RECORDS SUPPLIED:
— start —

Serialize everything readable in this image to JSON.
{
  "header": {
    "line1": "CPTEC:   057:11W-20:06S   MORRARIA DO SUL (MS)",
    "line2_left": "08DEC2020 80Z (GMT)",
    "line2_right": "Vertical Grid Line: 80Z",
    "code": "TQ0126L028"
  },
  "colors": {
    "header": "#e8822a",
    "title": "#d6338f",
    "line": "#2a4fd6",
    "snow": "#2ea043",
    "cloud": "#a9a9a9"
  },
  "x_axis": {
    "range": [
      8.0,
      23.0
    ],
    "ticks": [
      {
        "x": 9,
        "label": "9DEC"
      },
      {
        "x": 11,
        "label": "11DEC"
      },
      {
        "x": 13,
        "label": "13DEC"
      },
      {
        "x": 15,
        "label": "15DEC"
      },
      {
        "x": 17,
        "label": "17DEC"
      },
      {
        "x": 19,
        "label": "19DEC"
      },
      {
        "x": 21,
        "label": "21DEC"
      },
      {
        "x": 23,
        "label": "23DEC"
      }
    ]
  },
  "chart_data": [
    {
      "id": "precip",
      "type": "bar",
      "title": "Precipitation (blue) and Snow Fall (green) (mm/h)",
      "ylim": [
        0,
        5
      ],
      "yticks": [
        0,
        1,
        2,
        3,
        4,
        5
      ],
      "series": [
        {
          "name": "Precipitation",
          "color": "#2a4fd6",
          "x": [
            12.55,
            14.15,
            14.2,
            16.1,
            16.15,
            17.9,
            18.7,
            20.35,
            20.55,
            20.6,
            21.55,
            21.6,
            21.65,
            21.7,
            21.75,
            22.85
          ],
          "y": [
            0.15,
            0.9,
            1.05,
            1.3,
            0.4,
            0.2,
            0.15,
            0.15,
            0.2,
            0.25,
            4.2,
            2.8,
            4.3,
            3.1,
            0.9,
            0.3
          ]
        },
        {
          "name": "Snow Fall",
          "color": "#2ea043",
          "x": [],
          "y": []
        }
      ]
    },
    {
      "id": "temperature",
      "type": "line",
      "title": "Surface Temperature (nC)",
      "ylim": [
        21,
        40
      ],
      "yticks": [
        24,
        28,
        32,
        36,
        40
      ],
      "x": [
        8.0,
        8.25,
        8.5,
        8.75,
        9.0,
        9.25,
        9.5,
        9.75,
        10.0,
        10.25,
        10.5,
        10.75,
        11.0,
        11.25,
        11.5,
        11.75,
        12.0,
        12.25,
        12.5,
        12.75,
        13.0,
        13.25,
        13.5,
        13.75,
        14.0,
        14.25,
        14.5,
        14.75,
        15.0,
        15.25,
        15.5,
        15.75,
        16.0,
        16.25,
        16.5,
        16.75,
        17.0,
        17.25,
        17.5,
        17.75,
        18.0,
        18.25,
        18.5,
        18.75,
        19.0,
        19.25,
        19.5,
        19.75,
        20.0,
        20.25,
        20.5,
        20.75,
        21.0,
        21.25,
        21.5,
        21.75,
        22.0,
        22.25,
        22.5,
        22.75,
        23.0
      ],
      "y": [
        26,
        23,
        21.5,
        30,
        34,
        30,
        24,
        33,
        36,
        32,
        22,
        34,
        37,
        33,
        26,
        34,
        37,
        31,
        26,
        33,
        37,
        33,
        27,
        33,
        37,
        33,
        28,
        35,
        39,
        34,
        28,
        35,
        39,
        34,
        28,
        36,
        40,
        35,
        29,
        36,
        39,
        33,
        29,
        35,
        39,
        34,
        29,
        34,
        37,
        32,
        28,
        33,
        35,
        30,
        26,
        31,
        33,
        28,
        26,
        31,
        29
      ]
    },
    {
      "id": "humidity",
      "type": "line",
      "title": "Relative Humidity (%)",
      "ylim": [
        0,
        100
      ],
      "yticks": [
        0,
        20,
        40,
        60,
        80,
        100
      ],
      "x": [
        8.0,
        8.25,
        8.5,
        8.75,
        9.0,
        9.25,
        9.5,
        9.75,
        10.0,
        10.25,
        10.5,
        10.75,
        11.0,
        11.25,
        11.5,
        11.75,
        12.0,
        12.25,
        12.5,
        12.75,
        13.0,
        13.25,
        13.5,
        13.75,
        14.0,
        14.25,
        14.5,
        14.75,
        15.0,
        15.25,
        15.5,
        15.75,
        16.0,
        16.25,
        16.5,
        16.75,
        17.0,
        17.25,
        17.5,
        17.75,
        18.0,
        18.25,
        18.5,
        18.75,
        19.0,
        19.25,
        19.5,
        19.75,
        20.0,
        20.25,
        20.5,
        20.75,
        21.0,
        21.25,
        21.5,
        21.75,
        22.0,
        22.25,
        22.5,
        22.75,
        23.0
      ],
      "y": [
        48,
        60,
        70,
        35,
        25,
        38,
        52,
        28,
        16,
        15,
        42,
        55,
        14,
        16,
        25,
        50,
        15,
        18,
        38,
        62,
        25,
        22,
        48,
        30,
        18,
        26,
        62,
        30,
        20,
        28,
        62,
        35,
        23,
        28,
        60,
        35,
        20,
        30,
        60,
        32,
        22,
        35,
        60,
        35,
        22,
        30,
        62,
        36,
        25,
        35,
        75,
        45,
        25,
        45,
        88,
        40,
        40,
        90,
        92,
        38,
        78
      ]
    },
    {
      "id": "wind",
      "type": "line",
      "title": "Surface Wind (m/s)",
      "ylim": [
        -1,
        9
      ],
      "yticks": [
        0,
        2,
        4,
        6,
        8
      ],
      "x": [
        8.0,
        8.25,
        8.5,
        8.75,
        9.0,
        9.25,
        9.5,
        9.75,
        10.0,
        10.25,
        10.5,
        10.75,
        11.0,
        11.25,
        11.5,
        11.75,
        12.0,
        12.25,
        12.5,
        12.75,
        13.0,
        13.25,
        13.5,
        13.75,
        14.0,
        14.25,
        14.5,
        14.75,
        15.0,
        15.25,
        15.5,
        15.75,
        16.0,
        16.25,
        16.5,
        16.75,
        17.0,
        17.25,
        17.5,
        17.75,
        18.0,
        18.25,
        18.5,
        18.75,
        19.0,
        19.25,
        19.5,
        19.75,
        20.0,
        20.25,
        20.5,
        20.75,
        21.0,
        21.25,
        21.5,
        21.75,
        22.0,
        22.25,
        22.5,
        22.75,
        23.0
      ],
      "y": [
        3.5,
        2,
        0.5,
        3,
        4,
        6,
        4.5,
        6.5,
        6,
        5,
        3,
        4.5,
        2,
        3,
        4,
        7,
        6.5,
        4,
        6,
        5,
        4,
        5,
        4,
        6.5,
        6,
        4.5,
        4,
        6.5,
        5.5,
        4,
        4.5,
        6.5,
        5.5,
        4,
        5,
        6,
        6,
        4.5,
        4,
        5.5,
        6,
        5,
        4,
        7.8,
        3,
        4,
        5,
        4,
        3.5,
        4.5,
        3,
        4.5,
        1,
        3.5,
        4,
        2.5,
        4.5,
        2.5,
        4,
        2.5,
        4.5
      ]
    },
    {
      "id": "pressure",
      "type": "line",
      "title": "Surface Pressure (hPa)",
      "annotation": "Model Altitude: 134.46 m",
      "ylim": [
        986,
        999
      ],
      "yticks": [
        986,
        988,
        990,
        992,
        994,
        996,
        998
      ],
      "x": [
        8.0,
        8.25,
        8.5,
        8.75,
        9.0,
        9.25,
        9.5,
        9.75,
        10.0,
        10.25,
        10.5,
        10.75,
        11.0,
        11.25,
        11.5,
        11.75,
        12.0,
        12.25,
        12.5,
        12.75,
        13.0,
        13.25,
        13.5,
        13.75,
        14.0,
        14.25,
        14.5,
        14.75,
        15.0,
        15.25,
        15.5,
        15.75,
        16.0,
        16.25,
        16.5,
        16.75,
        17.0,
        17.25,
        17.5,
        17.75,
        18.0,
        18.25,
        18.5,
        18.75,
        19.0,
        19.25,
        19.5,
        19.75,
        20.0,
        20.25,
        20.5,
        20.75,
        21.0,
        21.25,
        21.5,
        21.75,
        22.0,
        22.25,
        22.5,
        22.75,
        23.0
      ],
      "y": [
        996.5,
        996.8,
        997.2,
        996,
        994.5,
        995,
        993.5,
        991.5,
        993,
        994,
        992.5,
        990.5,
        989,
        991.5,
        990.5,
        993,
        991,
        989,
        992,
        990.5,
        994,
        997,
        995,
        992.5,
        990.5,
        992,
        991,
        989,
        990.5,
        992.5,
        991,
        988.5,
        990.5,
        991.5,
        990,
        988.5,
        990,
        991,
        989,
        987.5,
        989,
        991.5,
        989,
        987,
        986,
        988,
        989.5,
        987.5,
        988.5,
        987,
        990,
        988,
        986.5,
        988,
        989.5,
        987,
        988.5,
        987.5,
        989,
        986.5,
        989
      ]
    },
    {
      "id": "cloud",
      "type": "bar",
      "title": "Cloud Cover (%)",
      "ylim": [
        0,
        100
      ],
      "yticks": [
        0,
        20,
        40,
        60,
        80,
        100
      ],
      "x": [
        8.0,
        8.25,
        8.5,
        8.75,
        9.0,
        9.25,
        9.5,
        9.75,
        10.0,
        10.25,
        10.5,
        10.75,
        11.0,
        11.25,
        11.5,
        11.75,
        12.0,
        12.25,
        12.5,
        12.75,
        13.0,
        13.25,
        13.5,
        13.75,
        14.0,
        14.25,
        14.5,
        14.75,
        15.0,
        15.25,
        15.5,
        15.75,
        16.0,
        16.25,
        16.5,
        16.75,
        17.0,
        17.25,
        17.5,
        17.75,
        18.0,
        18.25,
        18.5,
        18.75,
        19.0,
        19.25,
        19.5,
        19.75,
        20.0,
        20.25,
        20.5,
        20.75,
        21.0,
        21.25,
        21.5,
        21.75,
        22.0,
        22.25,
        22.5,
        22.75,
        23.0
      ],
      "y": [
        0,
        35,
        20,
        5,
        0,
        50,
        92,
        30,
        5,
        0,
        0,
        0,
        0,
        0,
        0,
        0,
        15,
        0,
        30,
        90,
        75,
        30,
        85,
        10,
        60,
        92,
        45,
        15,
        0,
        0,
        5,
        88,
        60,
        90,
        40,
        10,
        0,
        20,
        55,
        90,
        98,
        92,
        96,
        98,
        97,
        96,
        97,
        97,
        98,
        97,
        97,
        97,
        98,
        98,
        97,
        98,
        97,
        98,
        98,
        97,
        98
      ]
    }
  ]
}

— end —

EXERCISE: Make a copy of each line that contains the string "Surface".

SOLVED PROBLEM:
      "title": "Surface Temperature (nC)",
      "title": "Surface Wind (m/s)",
      "title": "Surface Pressure (hPa)",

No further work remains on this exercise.